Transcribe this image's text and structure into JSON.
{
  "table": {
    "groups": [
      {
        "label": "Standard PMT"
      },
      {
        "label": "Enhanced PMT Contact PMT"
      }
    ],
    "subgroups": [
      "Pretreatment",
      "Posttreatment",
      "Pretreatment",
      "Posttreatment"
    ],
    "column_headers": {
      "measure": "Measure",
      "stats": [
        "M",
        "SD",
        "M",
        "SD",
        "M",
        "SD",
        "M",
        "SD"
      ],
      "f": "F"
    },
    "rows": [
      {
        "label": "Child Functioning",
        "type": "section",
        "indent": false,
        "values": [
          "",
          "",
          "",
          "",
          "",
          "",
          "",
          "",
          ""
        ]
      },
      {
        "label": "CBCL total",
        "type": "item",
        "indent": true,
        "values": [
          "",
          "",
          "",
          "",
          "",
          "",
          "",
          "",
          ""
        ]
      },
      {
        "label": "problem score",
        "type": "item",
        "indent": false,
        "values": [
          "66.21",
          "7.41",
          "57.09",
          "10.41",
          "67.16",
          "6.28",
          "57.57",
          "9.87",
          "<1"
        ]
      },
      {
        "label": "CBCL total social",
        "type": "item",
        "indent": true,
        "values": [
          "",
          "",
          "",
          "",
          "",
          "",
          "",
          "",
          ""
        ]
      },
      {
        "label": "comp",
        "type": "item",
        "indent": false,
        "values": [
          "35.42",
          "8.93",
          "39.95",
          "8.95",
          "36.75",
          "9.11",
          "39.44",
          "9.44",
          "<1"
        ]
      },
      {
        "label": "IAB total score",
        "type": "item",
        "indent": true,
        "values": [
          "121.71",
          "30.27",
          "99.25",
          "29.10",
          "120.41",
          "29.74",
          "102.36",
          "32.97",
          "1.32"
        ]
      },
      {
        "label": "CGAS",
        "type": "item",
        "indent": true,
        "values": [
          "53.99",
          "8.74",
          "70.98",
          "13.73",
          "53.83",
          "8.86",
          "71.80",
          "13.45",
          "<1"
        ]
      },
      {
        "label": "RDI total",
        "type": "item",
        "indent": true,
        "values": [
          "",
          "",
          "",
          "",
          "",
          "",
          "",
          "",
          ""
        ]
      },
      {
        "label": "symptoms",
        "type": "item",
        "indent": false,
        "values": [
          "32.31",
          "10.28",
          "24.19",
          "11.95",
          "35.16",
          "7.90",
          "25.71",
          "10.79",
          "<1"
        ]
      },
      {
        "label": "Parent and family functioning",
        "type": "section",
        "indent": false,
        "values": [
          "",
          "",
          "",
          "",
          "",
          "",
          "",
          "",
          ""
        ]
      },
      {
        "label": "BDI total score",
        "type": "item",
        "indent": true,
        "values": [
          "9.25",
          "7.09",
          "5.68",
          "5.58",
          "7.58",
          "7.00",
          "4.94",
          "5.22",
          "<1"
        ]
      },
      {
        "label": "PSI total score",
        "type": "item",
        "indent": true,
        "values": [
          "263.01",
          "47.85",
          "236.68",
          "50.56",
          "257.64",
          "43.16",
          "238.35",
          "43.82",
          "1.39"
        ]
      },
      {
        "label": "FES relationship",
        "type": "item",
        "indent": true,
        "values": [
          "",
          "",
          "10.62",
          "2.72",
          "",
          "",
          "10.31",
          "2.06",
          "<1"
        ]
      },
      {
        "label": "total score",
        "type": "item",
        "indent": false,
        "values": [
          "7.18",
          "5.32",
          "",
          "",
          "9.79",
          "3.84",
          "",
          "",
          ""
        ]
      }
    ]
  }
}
· · · ·
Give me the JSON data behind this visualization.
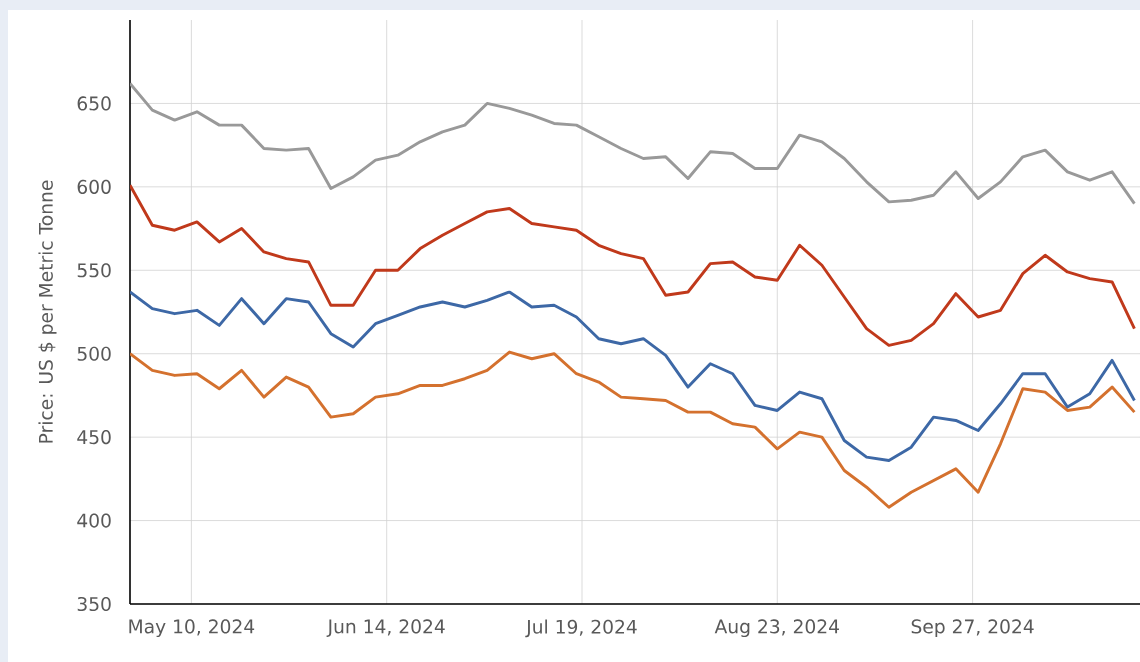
· · · ·
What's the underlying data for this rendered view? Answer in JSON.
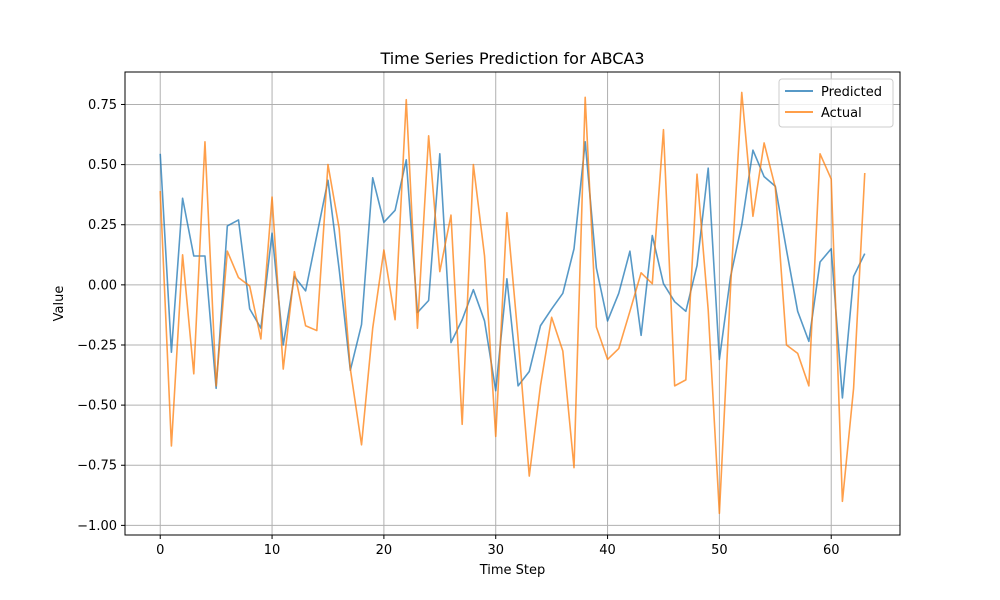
· · · ·
Collect each line holding the string "data".

Give me the JSON data behind this visualization.
What's the underlying data for this rendered view? Answer in JSON.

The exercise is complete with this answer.